### Goal
Report how many lines hold the word "text"; answer with the number alone.

** START **

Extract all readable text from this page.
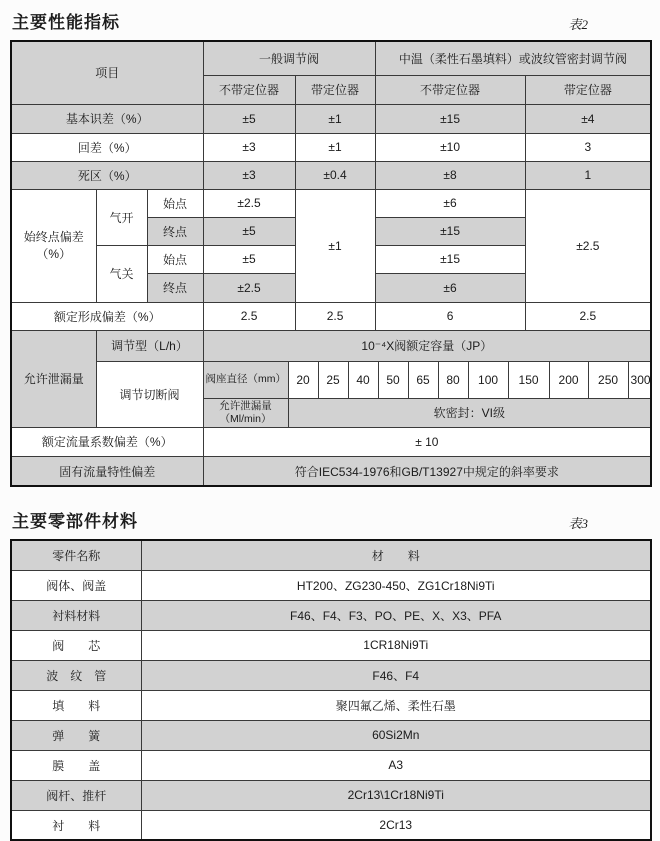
主要性能指标	表2
项目			一般调节阀					中温（柔性石墨填料）或波纹管密封调节阀									
			不带定位器		带定位器			不带定位器						带定位器			
基本识差（%）			±5		±1			±15						±4			
回差（%）			±3		±1			±10						3			
死区（%）			±3		±0.4			±8						1			
始终点偏差（%）	气开	始点	±2.5		±1			±6						±2.5			
		终点	±5					±15									
	气关	始点	±5					±15									
		终点	±2.5					±6									
额定形成偏差（%）			2.5		2.5			6						2.5			
允许泄漏量	调节型（L/h）		10⁻⁴X阀额定容量（JP）														
	调节切断阀		阀座直径（mm）	20		25	40		50	65	80	100	150		200	250	300
			允许泄漏量（Ml/min）	软密封：VI级													
额定流量系数偏差（%）			± 10														
固有流量特性偏差			符合IEC534-1976和GB/T13927中规定的斜率要求														
主要零部件材料	表3
零件名称	材　　料
阀体、阀盖	HT200、ZG230-450、ZG1Cr18Ni9Ti
衬料材料	F46、F4、F3、PO、PE、X、X3、PFA
阀　　芯	1CR18Ni9Ti
波　纹　管	F46、F4
填　　料	聚四氟乙烯、柔性石墨
弹　　簧	60Si2Mn
膜　　盖	A3
阀杆、推杆	2Cr13\1Cr18Ni9Ti
衬　　料	2Cr13
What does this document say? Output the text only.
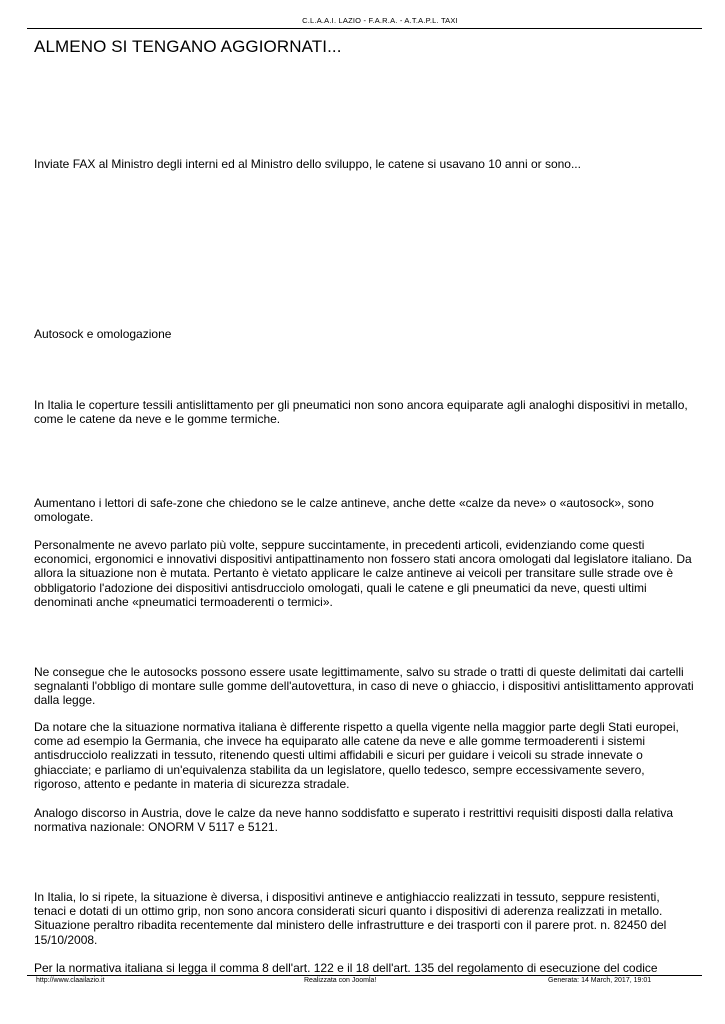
C.L.A.A.I. LAZIO - F.A.R.A. - A.T.A.P.L. TAXI
ALMENO SI TENGANO AGGIORNATI...

Inviate FAX al Ministro degli interni ed al Ministro dello sviluppo, le catene si usavano 10 anni or sono...

Autosock e omologazione

In Italia le coperture tessili antislittamento per gli pneumatici non sono ancora equiparate agli analoghi dispositivi in metallo, come le catene da neve e le gomme termiche.

Aumentano i lettori di safe-zone che chiedono se le calze antineve, anche dette «calze da neve» o «autosock», sono omologate.

Personalmente ne avevo parlato più volte, seppure succintamente, in precedenti articoli, evidenziando come questi economici, ergonomici e innovativi dispositivi antipattinamento non fossero stati ancora omologati dal legislatore italiano. Da allora la situazione non è mutata. Pertanto è vietato applicare le calze antineve ai veicoli per transitare sulle strade ove è obbligatorio l'adozione dei dispositivi antisdrucciolo omologati, quali le catene e gli pneumatici da neve, questi ultimi denominati anche «pneumatici termoaderenti o termici».

Ne consegue che le autosocks possono essere usate legittimamente, salvo su strade o tratti di queste delimitati dai cartelli segnalanti l'obbligo di montare sulle gomme dell'autovettura, in caso di neve o ghiaccio, i dispositivi antislittamento approvati dalla legge.

Da notare che la situazione normativa italiana è differente rispetto a quella vigente nella maggior parte degli Stati europei, come ad esempio la Germania, che invece ha equiparato alle catene da neve e alle gomme termoaderenti i sistemi antisdrucciolo realizzati in tessuto, ritenendo questi ultimi affidabili e sicuri per guidare i veicoli su strade innevate o ghiacciate; e parliamo di un'equivalenza stabilita da un legislatore, quello tedesco, sempre eccessivamente severo, rigoroso, attento e pedante in materia di sicurezza stradale.

Analogo discorso in Austria, dove le calze da neve hanno soddisfatto e superato i restrittivi requisiti disposti dalla relativa normativa nazionale: ONORM V 5117 e 5121.

In Italia, lo si ripete, la situazione è diversa, i dispositivi antineve e antighiaccio realizzati in tessuto, seppure resistenti, tenaci e dotati di un ottimo grip, non sono ancora considerati sicuri quanto i dispositivi di aderenza realizzati in metallo. Situazione peraltro ribadita recentemente dal ministero delle infrastrutture e dei trasporti con il parere prot. n. 82450 del 15/10/2008.

Per la normativa italiana si legga il comma 8 dell'art. 122 e il 18 dell'art. 135 del regolamento di esecuzione del codice

http://www.claailazio.it	Realizzata con Joomla!	Generata: 14 March, 2017, 19:01
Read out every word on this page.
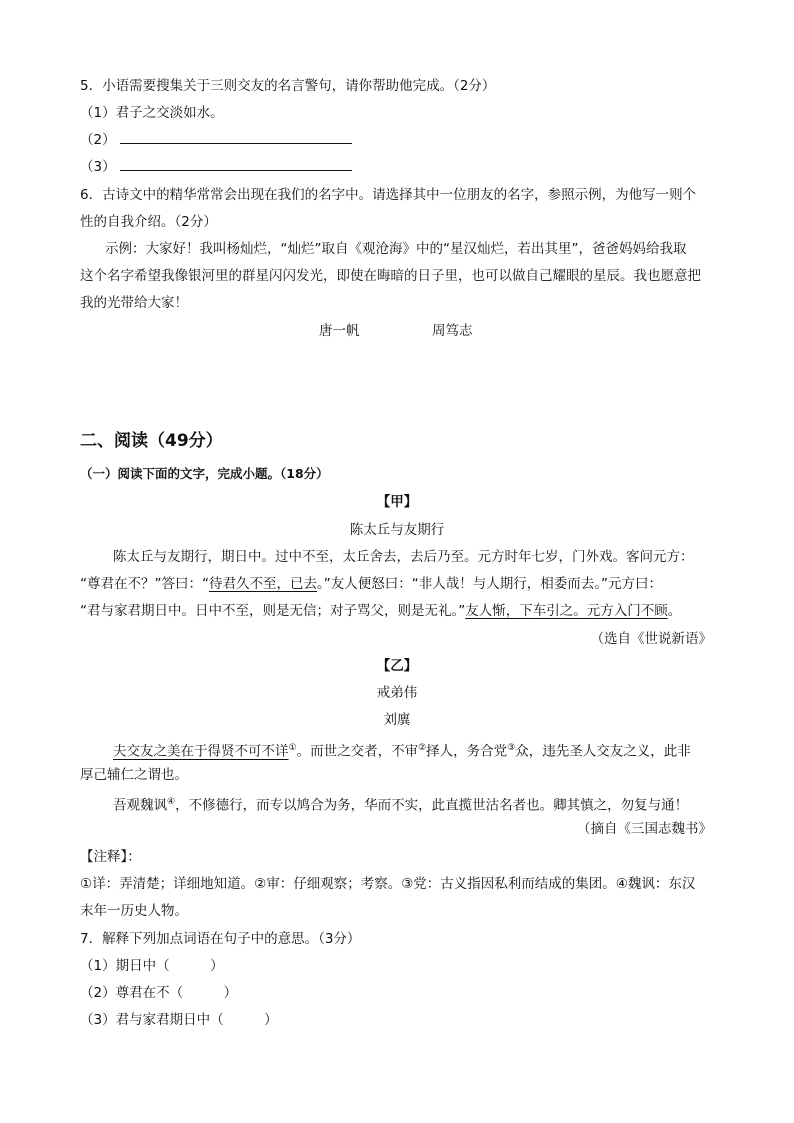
5．小语需要搜集关于三则交友的名言警句，请你帮助他完成。（2分）
（1）君子之交淡如水。
（2）
（3）
6．古诗文中的精华常常会出现在我们的名字中。请选择其中一位朋友的名字，参照示例，为他写一则个
性的自我介绍。（2分）
示例：大家好！我叫杨灿烂，“灿烂”取自《观沧海》中的“星汉灿烂，若出其里”，爸爸妈妈给我取
这个名字希望我像银河里的群星闪闪发光，即使在晦暗的日子里，也可以做自己耀眼的星辰。我也愿意把
我的光带给大家！
唐一帆	周笃志
二、阅读（49分）
（一）阅读下面的文字，完成小题。（18分）
【甲】
陈太丘与友期行
陈太丘与友期行，期日中。过中不至，太丘舍去，去后乃至。元方时年七岁，门外戏。客问元方：
“尊君在不？”答曰：“待君久不至，已去。”友人便怒曰：“非人哉！与人期行，相委而去。”元方曰：
“君与家君期日中。日中不至，则是无信；对子骂父，则是无礼。”友人惭，下车引之。元方入门不顾。
（选自《世说新语》
【乙】
戒弟伟
刘廙
夫交友之美在于得贤不可不详①。而世之交者，不审②择人，务合党③众，违先圣人交友之义，此非
厚己辅仁之谓也。
吾观魏讽④，不修德行，而专以鸠合为务，华而不实，此直揽世沽名者也。卿其慎之，勿复与通！
（摘自《三国志魏书》
【注释】：
①详：弄清楚；详细地知道。②审：仔细观察；考察。③党：古义指因私利而结成的集团。④魏讽：东汉
末年一历史人物。
7．解释下列加点词语在句子中的意思。（3分）
（1）期日中（　　　）
（2）尊君在不（　　　）
（3）君与家君期日中（　　　）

** END **

### Task solution
2